Write the material out again exactly as it stands.

Extracts from a graphics dataset
+++++

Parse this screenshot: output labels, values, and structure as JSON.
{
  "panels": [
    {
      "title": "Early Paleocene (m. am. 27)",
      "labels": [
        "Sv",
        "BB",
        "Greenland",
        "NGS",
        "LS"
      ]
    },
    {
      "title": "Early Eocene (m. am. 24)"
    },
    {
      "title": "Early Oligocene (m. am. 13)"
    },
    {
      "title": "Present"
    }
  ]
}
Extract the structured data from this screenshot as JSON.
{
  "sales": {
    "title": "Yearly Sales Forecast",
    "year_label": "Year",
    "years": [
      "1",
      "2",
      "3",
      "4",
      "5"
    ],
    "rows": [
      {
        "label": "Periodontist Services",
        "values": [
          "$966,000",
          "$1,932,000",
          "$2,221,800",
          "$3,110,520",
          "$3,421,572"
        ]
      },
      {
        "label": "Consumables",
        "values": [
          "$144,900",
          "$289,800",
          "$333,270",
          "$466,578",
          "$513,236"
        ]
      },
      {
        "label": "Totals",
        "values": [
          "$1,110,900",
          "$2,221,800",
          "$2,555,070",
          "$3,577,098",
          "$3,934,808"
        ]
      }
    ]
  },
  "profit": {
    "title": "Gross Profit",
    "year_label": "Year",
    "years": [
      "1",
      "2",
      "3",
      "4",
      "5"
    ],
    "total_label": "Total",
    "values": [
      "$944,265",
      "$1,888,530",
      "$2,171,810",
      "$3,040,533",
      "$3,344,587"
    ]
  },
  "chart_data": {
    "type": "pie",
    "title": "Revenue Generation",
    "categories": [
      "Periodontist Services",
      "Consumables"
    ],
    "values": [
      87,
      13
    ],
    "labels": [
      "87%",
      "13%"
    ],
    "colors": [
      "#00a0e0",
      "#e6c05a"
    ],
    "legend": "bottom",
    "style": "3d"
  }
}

+++++

-- Result below --
Parse this screenshot: output labels, values, and structure as JSON.
{
  "panels": [
    {
      "title": "Early Paleocene (m. am. 27)",
      "labels": [
        "Sv",
        "BB",
        "Greenland",
        "NGS",
        "LS"
      ]
    },
    {
      "title": "Early Eocene (m. am. 24)"
    },
    {
      "title": "Early Oligocene (m. am. 13)"
    },
    {
      "title": "Present"
    }
  ]
}
Extract the structured data from this screenshot as JSON.
{
  "sales": {
    "title": "Yearly Sales Forecast",
    "year_label": "Year",
    "years": [
      "1",
      "2",
      "3",
      "4",
      "5"
    ],
    "rows": [
      {
        "label": "Periodontist Services",
        "values": [
          "$966,000",
          "$1,932,000",
          "$2,221,800",
          "$3,110,520",
          "$3,421,572"
        ]
      },
      {
        "label": "Consumables",
        "values": [
          "$144,900",
          "$289,800",
          "$333,270",
          "$466,578",
          "$513,236"
        ]
      },
      {
        "label": "Totals",
        "values": [
          "$1,110,900",
          "$2,221,800",
          "$2,555,070",
          "$3,577,098",
          "$3,934,808"
        ]
      }
    ]
  },
  "profit": {
    "title": "Gross Profit",
    "year_label": "Year",
    "years": [
      "1",
      "2",
      "3",
      "4",
      "5"
    ],
    "total_label": "Total",
    "values": [
      "$944,265",
      "$1,888,530",
      "$2,171,810",
      "$3,040,533",
      "$3,344,587"
    ]
  },
  "chart_data": {
    "type": "pie",
    "title": "Revenue Generation",
    "categories": [
      "Periodontist Services",
      "Consumables"
    ],
    "values": [
      87,
      13
    ],
    "labels": [
      "87%",
      "13%"
    ],
    "colors": [
      "#00a0e0",
      "#e6c05a"
    ],
    "legend": "bottom",
    "style": "3d"
  }
}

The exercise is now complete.